WHAT IS EXPECTED: Every line that contains the word "Thariga" should be copied.
** BEGIN RECORD EXCERPTS **
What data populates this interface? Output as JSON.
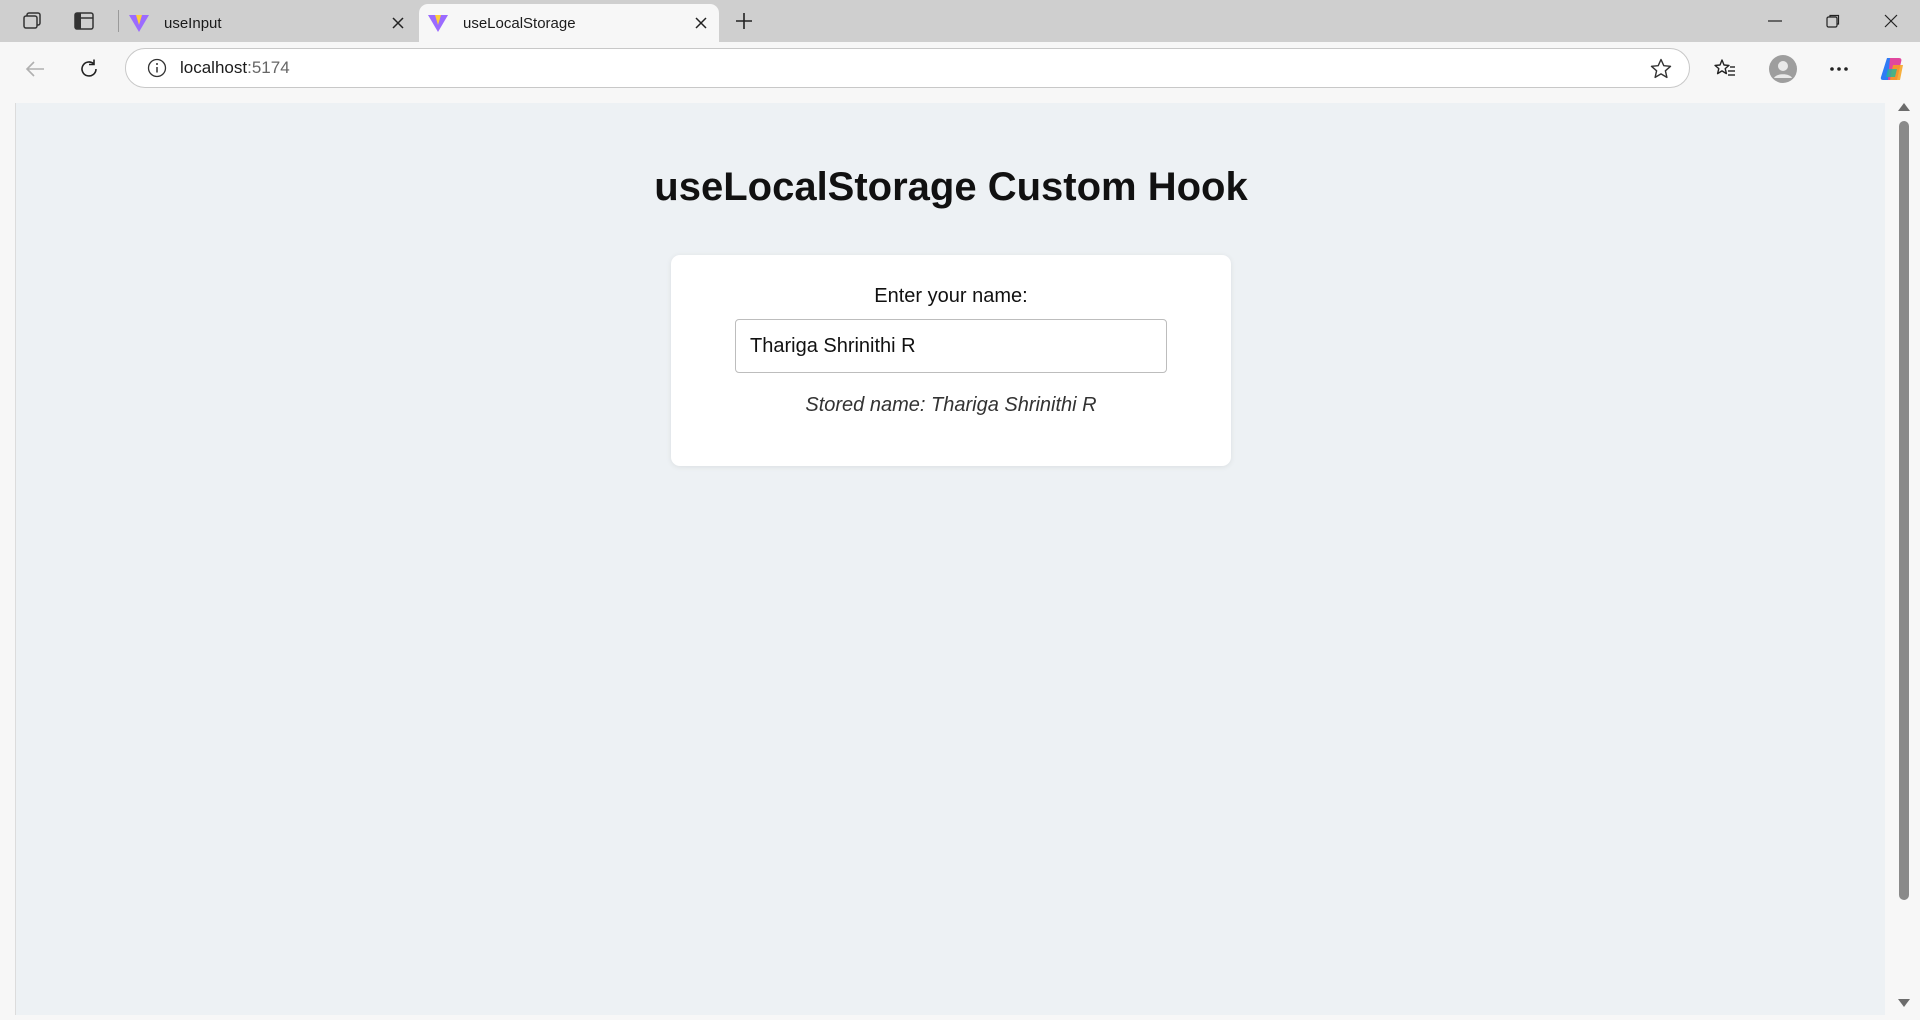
{
  "browser": {
    "tabs": [
      {
        "title": "useInput",
        "active": false
      },
      {
        "title": "useLocalStorage",
        "active": true
      }
    ],
    "address": {
      "host": "localhost",
      "port": ":5174"
    }
  },
  "page": {
    "title": "useLocalStorage Custom Hook",
    "label": "Enter your name:",
    "input_value": "Thariga Shrinithi R",
    "stored_text": "Stored name: Thariga Shrinithi R"
  },
  "colors": {
    "page_background": "#edf1f4",
    "card_background": "#ffffff",
    "tabbar": "#cfcfcf"
  },
  "icons": [
    "workspaces-icon",
    "tab-actions-icon",
    "vite-favicon-icon",
    "close-icon",
    "plus-icon",
    "minimize-icon",
    "restore-icon",
    "window-close-icon",
    "back-icon",
    "refresh-icon",
    "info-icon",
    "star-icon",
    "favorites-icon",
    "profile-icon",
    "more-icon",
    "copilot-icon"
  ]
}
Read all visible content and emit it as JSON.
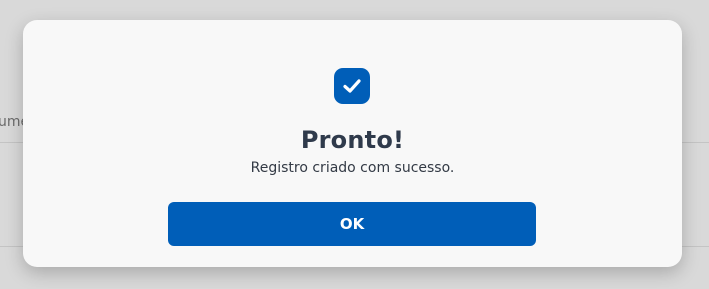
** END RECORD EXCERPTS **
REPLY:
    "input_value": "Thariga Shrinithi R",
    "stored_text": "Stored name: Thariga Shrinithi R"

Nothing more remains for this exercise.